**GIVEN TASK**
Every line that contains the word "Anileda" should be copied.

**INPUT MATERIAL**

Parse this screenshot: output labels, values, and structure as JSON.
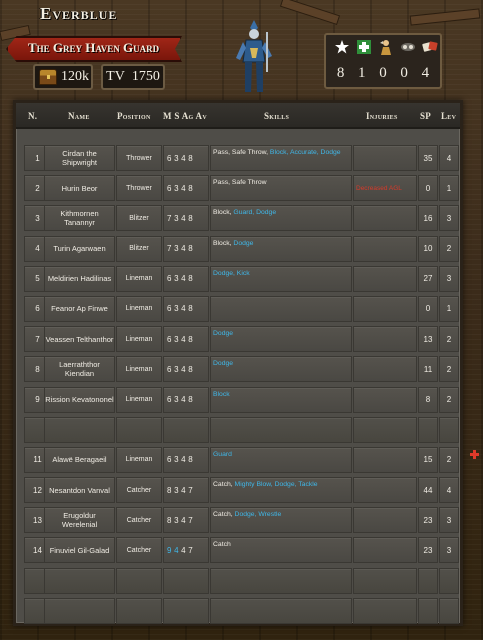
{
  "team": {
    "name": "Everblue",
    "roster_name": "The Grey Haven Guard",
    "treasury": "120k",
    "tv_label": "TV",
    "tv_value": "1750"
  },
  "team_stats": {
    "icons": [
      "star-icon",
      "apothecary-icon",
      "cheerleader-icon",
      "assistant-coach-icon",
      "reroll-icon"
    ],
    "values": [
      "8",
      "1",
      "0",
      "0",
      "4"
    ]
  },
  "table": {
    "headers": {
      "n": "N.",
      "name": "Name",
      "position": "Position",
      "stats": "M S Ag Av",
      "skills": "Skills",
      "injuries": "Injuries",
      "sp": "SP",
      "lev": "Lev"
    },
    "rows": [
      {
        "n": "1",
        "name": "Cirdan the Shipwright",
        "position": "Thrower",
        "stats": "6348",
        "skills_base": "Pass, Safe Throw, ",
        "skills_new": "Block, Accurate, Dodge",
        "injuries": "",
        "sp": "35",
        "lev": "4"
      },
      {
        "n": "2",
        "name": "Hurin Beor",
        "position": "Thrower",
        "stats": "6348",
        "skills_base": "Pass, Safe Throw",
        "skills_new": "",
        "injuries": "Decreased AGL",
        "sp": "0",
        "lev": "1"
      },
      {
        "n": "3",
        "name": "Kithmornen Tanannyr",
        "position": "Blitzer",
        "stats": "7348",
        "skills_base": "Block, ",
        "skills_new": "Guard, Dodge",
        "injuries": "",
        "sp": "16",
        "lev": "3"
      },
      {
        "n": "4",
        "name": "Turin Agarwaen",
        "position": "Blitzer",
        "stats": "7348",
        "skills_base": "Block, ",
        "skills_new": "Dodge",
        "injuries": "",
        "sp": "10",
        "lev": "2"
      },
      {
        "n": "5",
        "name": "Meldirien Hadilinas",
        "position": "Lineman",
        "stats": "6348",
        "skills_base": "",
        "skills_new": "Dodge, Kick",
        "injuries": "",
        "sp": "27",
        "lev": "3"
      },
      {
        "n": "6",
        "name": "Feanor Ap Finwe",
        "position": "Lineman",
        "stats": "6348",
        "skills_base": "",
        "skills_new": "",
        "injuries": "",
        "sp": "0",
        "lev": "1"
      },
      {
        "n": "7",
        "name": "Veassen Telthanthor",
        "position": "Lineman",
        "stats": "6348",
        "skills_base": "",
        "skills_new": "Dodge",
        "injuries": "",
        "sp": "13",
        "lev": "2"
      },
      {
        "n": "8",
        "name": "Laerraththor Kiendian",
        "position": "Lineman",
        "stats": "6348",
        "skills_base": "",
        "skills_new": "Dodge",
        "injuries": "",
        "sp": "11",
        "lev": "2"
      },
      {
        "n": "9",
        "name": "Rission Kevatononel",
        "position": "Lineman",
        "stats": "6348",
        "skills_base": "",
        "skills_new": "Block",
        "injuries": "",
        "sp": "8",
        "lev": "2"
      },
      {
        "n": "",
        "name": "",
        "position": "",
        "stats": "",
        "skills_base": "",
        "skills_new": "",
        "injuries": "",
        "sp": "",
        "lev": ""
      },
      {
        "n": "11",
        "name": "Alawë Beragaeil",
        "position": "Lineman",
        "stats": "6348",
        "skills_base": "",
        "skills_new": "Guard",
        "injuries": "",
        "sp": "15",
        "lev": "2"
      },
      {
        "n": "12",
        "name": "Nesantdon Vanval",
        "position": "Catcher",
        "stats": "8347",
        "skills_base": "Catch, ",
        "skills_new": "Mighty Blow, Dodge, Tackle",
        "injuries": "",
        "sp": "44",
        "lev": "4"
      },
      {
        "n": "13",
        "name": "Erugoldur Werelenial",
        "position": "Catcher",
        "stats": "8347",
        "skills_base": "Catch, ",
        "skills_new": "Dodge, Wrestle",
        "injuries": "",
        "sp": "23",
        "lev": "3"
      },
      {
        "n": "14",
        "name": "Finuviel Gil-Galad",
        "position": "Catcher",
        "stats": "9447",
        "skills_base": "Catch",
        "skills_new": "",
        "injuries": "",
        "sp": "23",
        "lev": "3"
      },
      {
        "n": "",
        "name": "",
        "position": "",
        "stats": "",
        "skills_base": "",
        "skills_new": "",
        "injuries": "",
        "sp": "",
        "lev": ""
      },
      {
        "n": "",
        "name": "",
        "position": "",
        "stats": "",
        "skills_base": "",
        "skills_new": "",
        "injuries": "",
        "sp": "",
        "lev": ""
      }
    ]
  },
  "colors": {
    "banner": "#a02617",
    "skill_gained": "#3fb7e8",
    "injury": "#d63a2a",
    "improved_stat": "#3fb7e8"
  }
}
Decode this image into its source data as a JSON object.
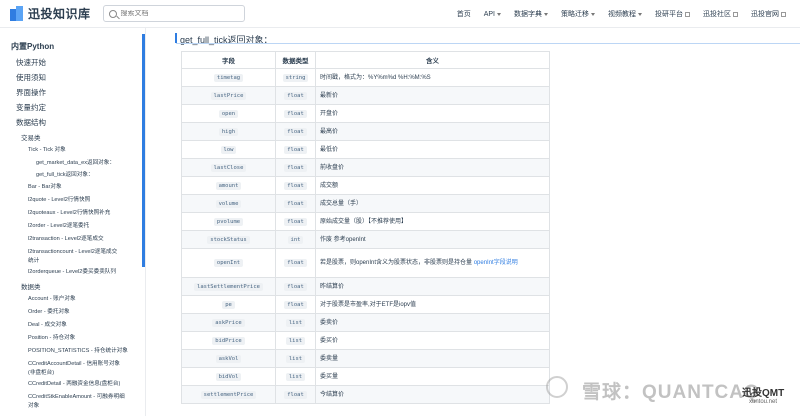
{
  "header": {
    "logo_text": "迅投知识库",
    "search_placeholder": "搜索文档",
    "nav": [
      {
        "label": "首页",
        "caret": false,
        "ext": false
      },
      {
        "label": "API",
        "caret": true,
        "ext": false
      },
      {
        "label": "数据字典",
        "caret": true,
        "ext": false
      },
      {
        "label": "策略迁移",
        "caret": true,
        "ext": false
      },
      {
        "label": "视频教程",
        "caret": true,
        "ext": false
      },
      {
        "label": "投研平台",
        "caret": false,
        "ext": true
      },
      {
        "label": "迅投社区",
        "caret": false,
        "ext": true
      },
      {
        "label": "迅投官网",
        "caret": false,
        "ext": true
      }
    ]
  },
  "sidebar": {
    "title": "内置Python",
    "items": [
      {
        "level": 1,
        "label": "快速开始"
      },
      {
        "level": 1,
        "label": "使用须知"
      },
      {
        "level": 1,
        "label": "界面操作"
      },
      {
        "level": 1,
        "label": "变量约定"
      },
      {
        "level": 1,
        "label": "数据结构"
      },
      {
        "level": 2,
        "label": "交易类"
      },
      {
        "level": 3,
        "label": "Tick - Tick 对象"
      },
      {
        "level": 4,
        "label": "get_market_data_ex返回对象："
      },
      {
        "level": 4,
        "label": "get_full_tick返回对象："
      },
      {
        "level": 3,
        "label": "Bar - Bar对象"
      },
      {
        "level": 3,
        "label": "l2quote - Level2行情快照"
      },
      {
        "level": 3,
        "label": "l2quoteaux - Level2行情快照补充"
      },
      {
        "level": 3,
        "label": "l2order - Level2逐笔委托"
      },
      {
        "level": 3,
        "label": "l2transaction - Level2逐笔成交"
      },
      {
        "level": 3,
        "label": "l2transactioncount - Level2逐笔成交",
        "label2": "统计"
      },
      {
        "level": 3,
        "label": "l2orderqueue - Level2委买委卖队列"
      },
      {
        "level": 2,
        "label": "数据类"
      },
      {
        "level": 3,
        "label": "Account - 账户对象"
      },
      {
        "level": 3,
        "label": "Order - 委托对象"
      },
      {
        "level": 3,
        "label": "Deal - 成交对象"
      },
      {
        "level": 3,
        "label": "Position - 持仓对象"
      },
      {
        "level": 3,
        "label": "POSITION_STATISTICS - 持仓统计对象"
      },
      {
        "level": 3,
        "label": "CCreditAccountDetail - 信用账号对象",
        "label2": "(非盘柜台)"
      },
      {
        "level": 3,
        "label": "CCreditDetail - 两融资金信息(盘柜台)"
      },
      {
        "level": 3,
        "label": "CCreditStkEnableAmount - 可融券明细",
        "label2": "对象"
      }
    ]
  },
  "main": {
    "heading": "get_full_tick返回对象：",
    "table": {
      "headers": [
        "字段",
        "数据类型",
        "含义"
      ],
      "rows": [
        {
          "field": "timetag",
          "type": "string",
          "desc": "时间戳，格式为：%Y%m%d %H:%M:%S"
        },
        {
          "field": "lastPrice",
          "type": "float",
          "desc": "最新价"
        },
        {
          "field": "open",
          "type": "float",
          "desc": "开盘价"
        },
        {
          "field": "high",
          "type": "float",
          "desc": "最高价"
        },
        {
          "field": "low",
          "type": "float",
          "desc": "最低价"
        },
        {
          "field": "lastClose",
          "type": "float",
          "desc": "前收盘价"
        },
        {
          "field": "amount",
          "type": "float",
          "desc": "成交额"
        },
        {
          "field": "volume",
          "type": "float",
          "desc": "成交总量（手）"
        },
        {
          "field": "pvolume",
          "type": "float",
          "desc": "原始成交量（股）【不推荐使用】"
        },
        {
          "field": "stockStatus",
          "type": "int",
          "desc": "作废 参考openInt"
        },
        {
          "field": "openInt",
          "type": "float",
          "desc": "若是股票，则openInt含义为股票状态，非股票则是持仓量 ",
          "link": "openInt字段说明"
        },
        {
          "field": "lastSettlementPrice",
          "type": "float",
          "desc": "昨结算价"
        },
        {
          "field": "pe",
          "type": "float",
          "desc": "对于股票是市盈率,对于ETF是iopv值"
        },
        {
          "field": "askPrice",
          "type": "list",
          "desc": "委卖价"
        },
        {
          "field": "bidPrice",
          "type": "list",
          "desc": "委买价"
        },
        {
          "field": "askVol",
          "type": "list",
          "desc": "委卖量"
        },
        {
          "field": "bidVol",
          "type": "list",
          "desc": "委买量"
        },
        {
          "field": "settlementPrice",
          "type": "float",
          "desc": "今结算价"
        }
      ]
    }
  },
  "watermark": {
    "text": "雪球：QUANTCAQ",
    "logo": "迅投QMT",
    "sub": "xuntou.net"
  }
}
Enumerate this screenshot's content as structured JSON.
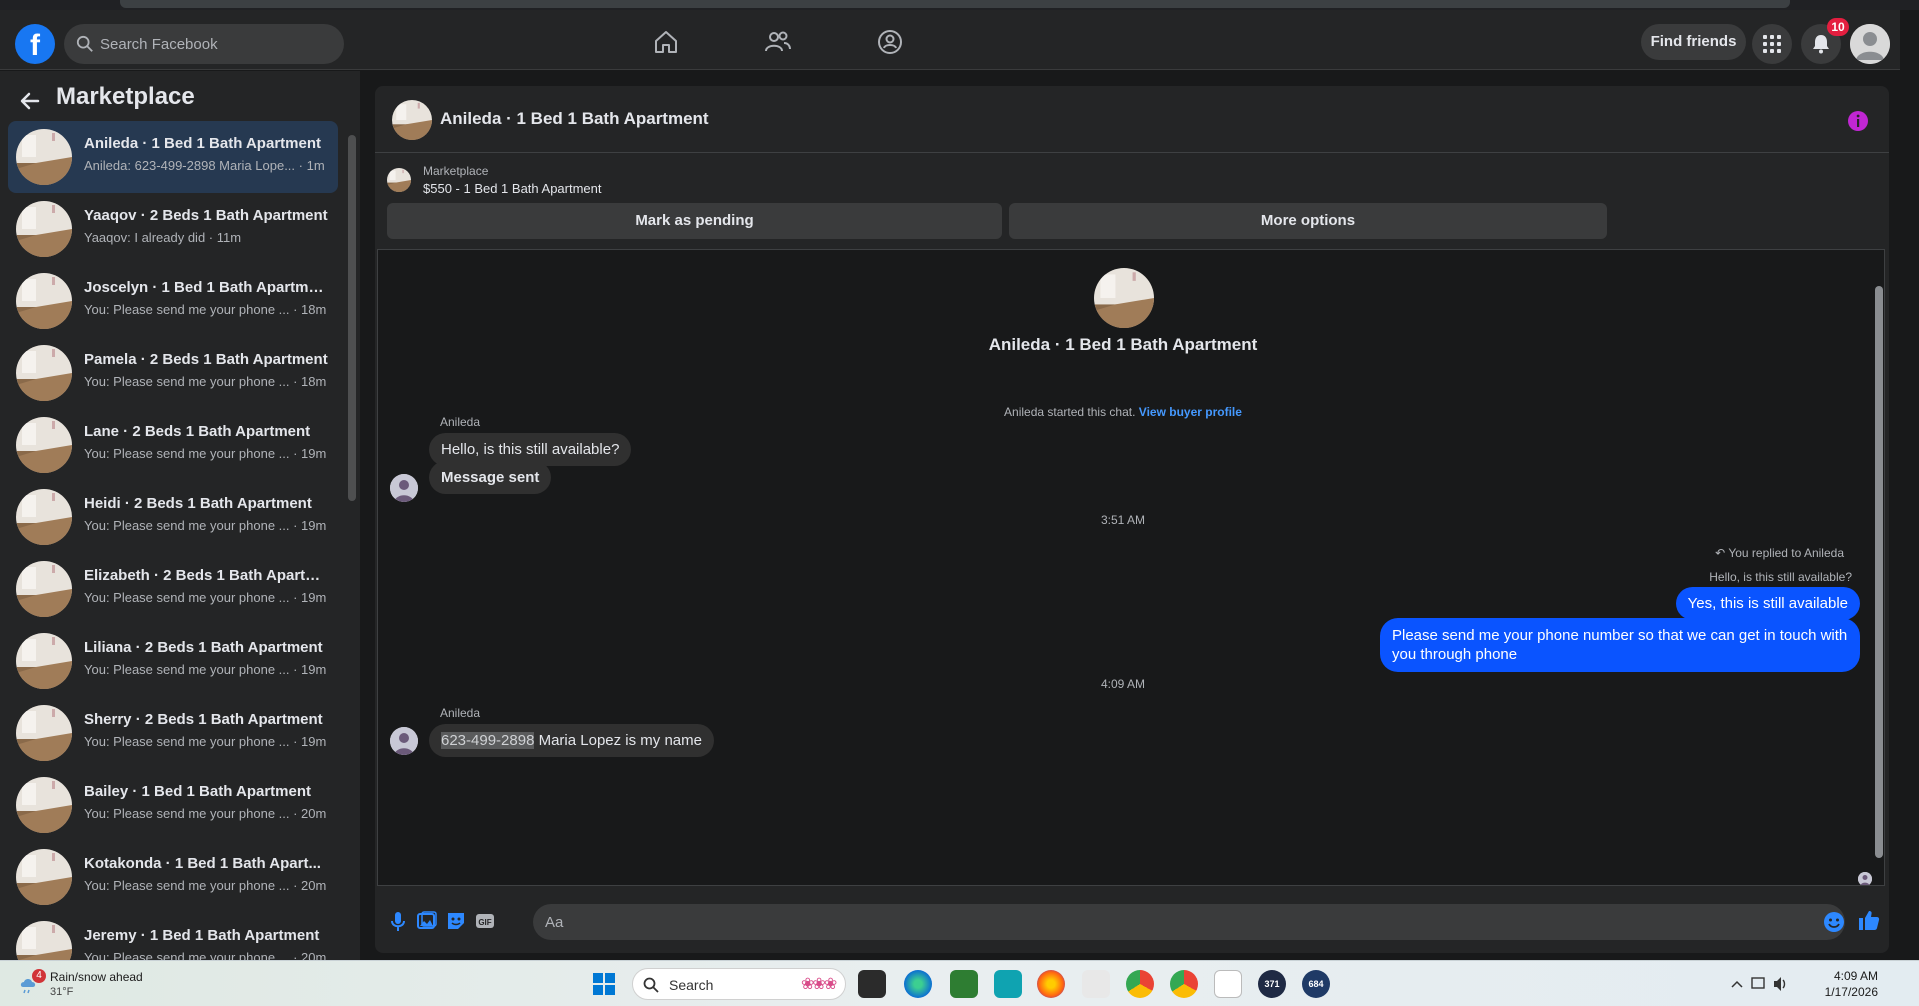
{
  "search": {
    "placeholder": "Search Facebook"
  },
  "header": {
    "find_friends": "Find friends",
    "notification_count": "10"
  },
  "sidebar": {
    "title": "Marketplace",
    "conversations": [
      {
        "name": "Anileda · 1 Bed 1 Bath Apartment",
        "preview": "Anileda: 623-499-2898 Maria Lope... · 1m",
        "active": true
      },
      {
        "name": "Yaaqov · 2 Beds 1 Bath Apartment",
        "preview": "Yaaqov: I already did · 11m"
      },
      {
        "name": "Joscelyn · 1 Bed 1 Bath Apartment",
        "preview": "You: Please send me your phone ... · 18m"
      },
      {
        "name": "Pamela · 2 Beds 1 Bath Apartment",
        "preview": "You: Please send me your phone ... · 18m"
      },
      {
        "name": "Lane · 2 Beds 1 Bath Apartment",
        "preview": "You: Please send me your phone ... · 19m"
      },
      {
        "name": "Heidi · 2 Beds 1 Bath Apartment",
        "preview": "You: Please send me your phone ... · 19m"
      },
      {
        "name": "Elizabeth · 2 Beds 1 Bath Apartm...",
        "preview": "You: Please send me your phone ... · 19m"
      },
      {
        "name": "Liliana · 2 Beds 1 Bath Apartment",
        "preview": "You: Please send me your phone ... · 19m"
      },
      {
        "name": "Sherry · 2 Beds 1 Bath Apartment",
        "preview": "You: Please send me your phone ... · 19m"
      },
      {
        "name": "Bailey · 1 Bed 1 Bath Apartment",
        "preview": "You: Please send me your phone ... · 20m"
      },
      {
        "name": "Kotakonda · 1 Bed 1 Bath Apart...",
        "preview": "You: Please send me your phone ... · 20m"
      },
      {
        "name": "Jeremy · 1 Bed 1 Bath Apartment",
        "preview": "You: Please send me your phone ... · 20m"
      }
    ]
  },
  "chat": {
    "title": "Anileda · 1 Bed 1 Bath Apartment",
    "listing_source": "Marketplace",
    "listing_price": "$550 - 1 Bed 1 Bath Apartment",
    "mark_pending": "Mark as pending",
    "more_options": "More options",
    "intro_title": "Anileda · 1 Bed 1 Bath Apartment",
    "started_text": "Anileda started this chat.",
    "view_buyer_profile": "View buyer profile",
    "sender_name": "Anileda",
    "msg1": "Hello, is this still available?",
    "msg2": "Message sent",
    "time1": "3:51 AM",
    "replied_note": "You replied to Anileda",
    "quoted_text": "Hello, is this still available?",
    "reply1": "Yes, this is still available",
    "reply2": "Please send me your phone  number so that we can get in touch with you through phone",
    "time2": "4:09 AM",
    "phone": "623-499-2898",
    "msg3_rest": " Maria Lopez is my name",
    "composer_placeholder": "Aa"
  },
  "taskbar": {
    "weather_title": "Rain/snow ahead",
    "weather_temp": "31°F",
    "weather_badge": "4",
    "search_label": "Search",
    "time": "4:09 AM",
    "date": "1/17/2026",
    "app_badges": [
      "371",
      "684"
    ]
  },
  "colors": {
    "accent": "#0a54ff",
    "link": "#4599ff",
    "active_row": "#263951",
    "badge": "#e41e3f",
    "info": "#c026d3"
  }
}
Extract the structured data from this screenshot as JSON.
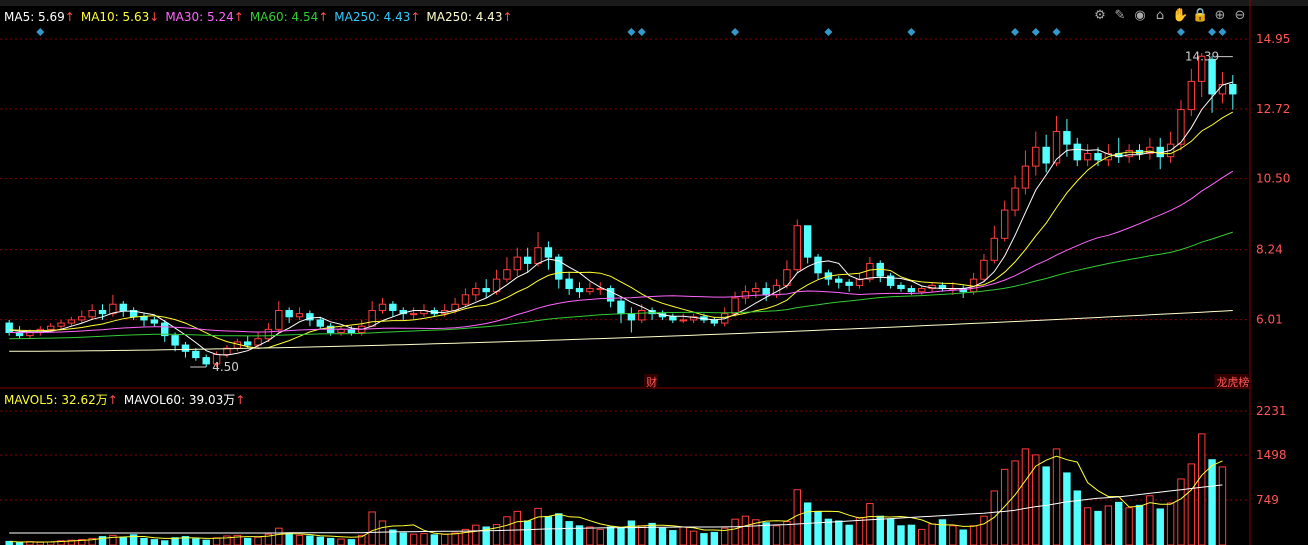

**SOLUTION TO THE EXERCISE**
        "name": "Anileda · 1 Bed 1 Bath Apartment",
        "preview": "Anileda: 623-499-2898 Maria Lope... · 1m",
    "title": "Anileda · 1 Bed 1 Bath Apartment",
    "intro_title": "Anileda · 1 Bed 1 Bath Apartment",
    "started_text": "Anileda started this chat.",
    "sender_name": "Anileda",
    "replied_note": "You replied to Anileda",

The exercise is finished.